***** DATASET ENTRIES *****

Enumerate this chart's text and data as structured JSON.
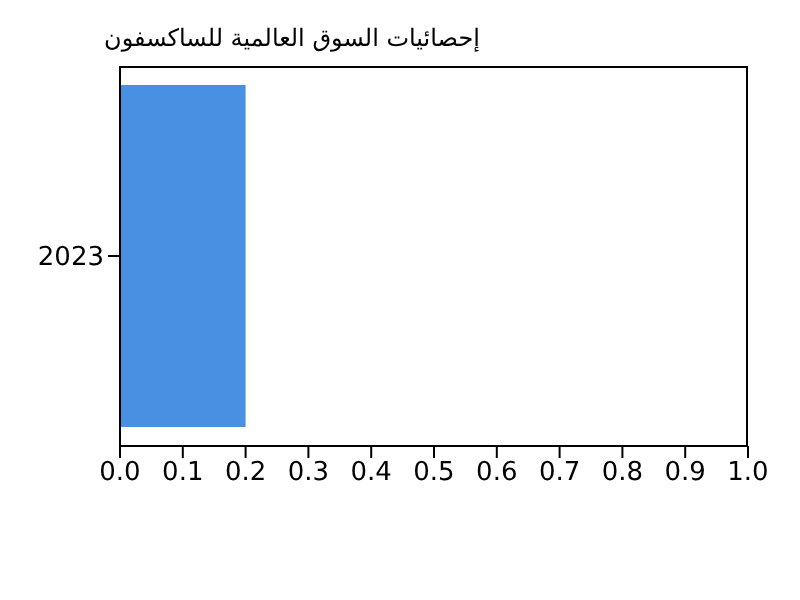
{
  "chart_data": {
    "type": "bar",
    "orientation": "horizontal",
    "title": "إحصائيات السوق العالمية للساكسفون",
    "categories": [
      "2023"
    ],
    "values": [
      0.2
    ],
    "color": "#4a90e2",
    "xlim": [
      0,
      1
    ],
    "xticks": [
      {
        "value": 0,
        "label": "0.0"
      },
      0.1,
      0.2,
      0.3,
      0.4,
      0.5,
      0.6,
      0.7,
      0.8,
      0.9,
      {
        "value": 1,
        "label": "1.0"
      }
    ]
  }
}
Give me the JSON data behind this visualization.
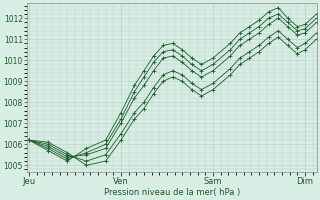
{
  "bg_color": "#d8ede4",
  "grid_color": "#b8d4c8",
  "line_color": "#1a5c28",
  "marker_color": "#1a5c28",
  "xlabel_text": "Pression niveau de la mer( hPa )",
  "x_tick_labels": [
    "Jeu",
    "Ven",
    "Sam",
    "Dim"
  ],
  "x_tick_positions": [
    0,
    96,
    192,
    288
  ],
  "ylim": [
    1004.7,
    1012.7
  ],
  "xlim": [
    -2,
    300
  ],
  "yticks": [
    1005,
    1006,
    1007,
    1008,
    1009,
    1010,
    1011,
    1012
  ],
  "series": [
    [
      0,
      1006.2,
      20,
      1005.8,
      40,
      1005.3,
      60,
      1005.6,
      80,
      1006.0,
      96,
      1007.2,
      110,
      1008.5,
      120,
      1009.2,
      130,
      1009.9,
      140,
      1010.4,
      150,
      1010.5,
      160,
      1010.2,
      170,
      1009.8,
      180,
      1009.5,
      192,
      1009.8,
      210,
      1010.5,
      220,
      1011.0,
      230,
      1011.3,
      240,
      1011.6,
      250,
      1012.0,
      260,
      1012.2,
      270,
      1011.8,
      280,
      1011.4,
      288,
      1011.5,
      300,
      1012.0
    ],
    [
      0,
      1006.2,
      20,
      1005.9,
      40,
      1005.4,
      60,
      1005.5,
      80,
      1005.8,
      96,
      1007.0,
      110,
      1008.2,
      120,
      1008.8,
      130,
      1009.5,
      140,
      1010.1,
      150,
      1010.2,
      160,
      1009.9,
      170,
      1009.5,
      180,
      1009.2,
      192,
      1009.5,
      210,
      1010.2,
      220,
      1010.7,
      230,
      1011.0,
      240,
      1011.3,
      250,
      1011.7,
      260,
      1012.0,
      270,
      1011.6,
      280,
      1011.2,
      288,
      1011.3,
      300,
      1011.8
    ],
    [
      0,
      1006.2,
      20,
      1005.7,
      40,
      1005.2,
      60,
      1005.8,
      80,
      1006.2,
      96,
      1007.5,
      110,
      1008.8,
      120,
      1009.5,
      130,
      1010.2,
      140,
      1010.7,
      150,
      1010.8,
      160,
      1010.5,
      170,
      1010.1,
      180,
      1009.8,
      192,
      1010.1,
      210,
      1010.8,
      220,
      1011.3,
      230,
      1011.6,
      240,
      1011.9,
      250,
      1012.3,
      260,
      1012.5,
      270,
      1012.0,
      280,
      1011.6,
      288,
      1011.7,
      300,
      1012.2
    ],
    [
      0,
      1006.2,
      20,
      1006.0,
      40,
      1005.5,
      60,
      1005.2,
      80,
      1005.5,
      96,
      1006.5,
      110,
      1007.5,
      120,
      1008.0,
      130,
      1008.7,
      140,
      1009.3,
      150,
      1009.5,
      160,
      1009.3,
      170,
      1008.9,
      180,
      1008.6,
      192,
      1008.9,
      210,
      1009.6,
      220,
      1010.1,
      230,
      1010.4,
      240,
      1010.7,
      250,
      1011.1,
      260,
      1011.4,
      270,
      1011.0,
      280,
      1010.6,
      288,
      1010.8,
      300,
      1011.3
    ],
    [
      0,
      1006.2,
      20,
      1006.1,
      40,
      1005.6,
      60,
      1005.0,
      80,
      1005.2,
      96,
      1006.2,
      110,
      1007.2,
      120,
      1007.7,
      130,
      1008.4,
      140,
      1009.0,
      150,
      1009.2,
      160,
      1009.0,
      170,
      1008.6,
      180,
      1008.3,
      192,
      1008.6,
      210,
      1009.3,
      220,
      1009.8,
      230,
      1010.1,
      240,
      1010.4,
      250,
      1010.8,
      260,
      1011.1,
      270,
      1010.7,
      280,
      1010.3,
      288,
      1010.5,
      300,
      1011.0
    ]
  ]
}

*****

### TASK PROMPT
Retype all of the entries exactly as written, leaving out any images.

### WRITTEN ANSWER
Enumerate this chart's text and data as structured JSON.
{
  "chart_data": {
    "type": "bar",
    "orientation": "horizontal",
    "title": "إحصائيات السوق العالمية للساكسفون",
    "categories": [
      "2023"
    ],
    "values": [
      0.2
    ],
    "color": "#4a90e2",
    "xlim": [
      0,
      1
    ],
    "xticks": [
      {
        "value": 0,
        "label": "0.0"
      },
      0.1,
      0.2,
      0.3,
      0.4,
      0.5,
      0.6,
      0.7,
      0.8,
      0.9,
      {
        "value": 1,
        "label": "1.0"
      }
    ]
  }
}
Give me the JSON data behind this visualization.
{
  "bg_color": "#d8ede4",
  "grid_color": "#b8d4c8",
  "line_color": "#1a5c28",
  "marker_color": "#1a5c28",
  "xlabel_text": "Pression niveau de la mer( hPa )",
  "x_tick_labels": [
    "Jeu",
    "Ven",
    "Sam",
    "Dim"
  ],
  "x_tick_positions": [
    0,
    96,
    192,
    288
  ],
  "ylim": [
    1004.7,
    1012.7
  ],
  "xlim": [
    -2,
    300
  ],
  "yticks": [
    1005,
    1006,
    1007,
    1008,
    1009,
    1010,
    1011,
    1012
  ],
  "series": [
    [
      0,
      1006.2,
      20,
      1005.8,
      40,
      1005.3,
      60,
      1005.6,
      80,
      1006.0,
      96,
      1007.2,
      110,
      1008.5,
      120,
      1009.2,
      130,
      1009.9,
      140,
      1010.4,
      150,
      1010.5,
      160,
      1010.2,
      170,
      1009.8,
      180,
      1009.5,
      192,
      1009.8,
      210,
      1010.5,
      220,
      1011.0,
      230,
      1011.3,
      240,
      1011.6,
      250,
      1012.0,
      260,
      1012.2,
      270,
      1011.8,
      280,
      1011.4,
      288,
      1011.5,
      300,
      1012.0
    ],
    [
      0,
      1006.2,
      20,
      1005.9,
      40,
      1005.4,
      60,
      1005.5,
      80,
      1005.8,
      96,
      1007.0,
      110,
      1008.2,
      120,
      1008.8,
      130,
      1009.5,
      140,
      1010.1,
      150,
      1010.2,
      160,
      1009.9,
      170,
      1009.5,
      180,
      1009.2,
      192,
      1009.5,
      210,
      1010.2,
      220,
      1010.7,
      230,
      1011.0,
      240,
      1011.3,
      250,
      1011.7,
      260,
      1012.0,
      270,
      1011.6,
      280,
      1011.2,
      288,
      1011.3,
      300,
      1011.8
    ],
    [
      0,
      1006.2,
      20,
      1005.7,
      40,
      1005.2,
      60,
      1005.8,
      80,
      1006.2,
      96,
      1007.5,
      110,
      1008.8,
      120,
      1009.5,
      130,
      1010.2,
      140,
      1010.7,
      150,
      1010.8,
      160,
      1010.5,
      170,
      1010.1,
      180,
      1009.8,
      192,
      1010.1,
      210,
      1010.8,
      220,
      1011.3,
      230,
      1011.6,
      240,
      1011.9,
      250,
      1012.3,
      260,
      1012.5,
      270,
      1012.0,
      280,
      1011.6,
      288,
      1011.7,
      300,
      1012.2
    ],
    [
      0,
      1006.2,
      20,
      1006.0,
      40,
      1005.5,
      60,
      1005.2,
      80,
      1005.5,
      96,
      1006.5,
      110,
      1007.5,
      120,
      1008.0,
      130,
      1008.7,
      140,
      1009.3,
      150,
      1009.5,
      160,
      1009.3,
      170,
      1008.9,
      180,
      1008.6,
      192,
      1008.9,
      210,
      1009.6,
      220,
      1010.1,
      230,
      1010.4,
      240,
      1010.7,
      250,
      1011.1,
      260,
      1011.4,
      270,
      1011.0,
      280,
      1010.6,
      288,
      1010.8,
      300,
      1011.3
    ],
    [
      0,
      1006.2,
      20,
      1006.1,
      40,
      1005.6,
      60,
      1005.0,
      80,
      1005.2,
      96,
      1006.2,
      110,
      1007.2,
      120,
      1007.7,
      130,
      1008.4,
      140,
      1009.0,
      150,
      1009.2,
      160,
      1009.0,
      170,
      1008.6,
      180,
      1008.3,
      192,
      1008.6,
      210,
      1009.3,
      220,
      1009.8,
      230,
      1010.1,
      240,
      1010.4,
      250,
      1010.8,
      260,
      1011.1,
      270,
      1010.7,
      280,
      1010.3,
      288,
      1010.5,
      300,
      1011.0
    ]
  ]
}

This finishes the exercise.